TASK TO CARRY OUT | Scan the data below. Pull out each line where "Oviedo" occurs.

--*--

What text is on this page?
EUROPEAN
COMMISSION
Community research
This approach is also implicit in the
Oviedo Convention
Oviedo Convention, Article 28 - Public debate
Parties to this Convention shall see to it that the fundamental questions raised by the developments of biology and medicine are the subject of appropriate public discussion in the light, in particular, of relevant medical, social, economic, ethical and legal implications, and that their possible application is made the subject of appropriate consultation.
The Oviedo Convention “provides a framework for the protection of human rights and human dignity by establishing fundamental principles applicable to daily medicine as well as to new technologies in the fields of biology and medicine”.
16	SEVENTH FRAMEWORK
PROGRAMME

--*--

RESPONSE TO THE EXERCISE |
Oviedo Convention
Oviedo Convention, Article 28 - Public debate
The Oviedo Convention “provides a framework for the protection of human rights and human dignity by establishing fundamental principles applicable to daily medicine as well as to new technologies in the fields of biology and medicine”.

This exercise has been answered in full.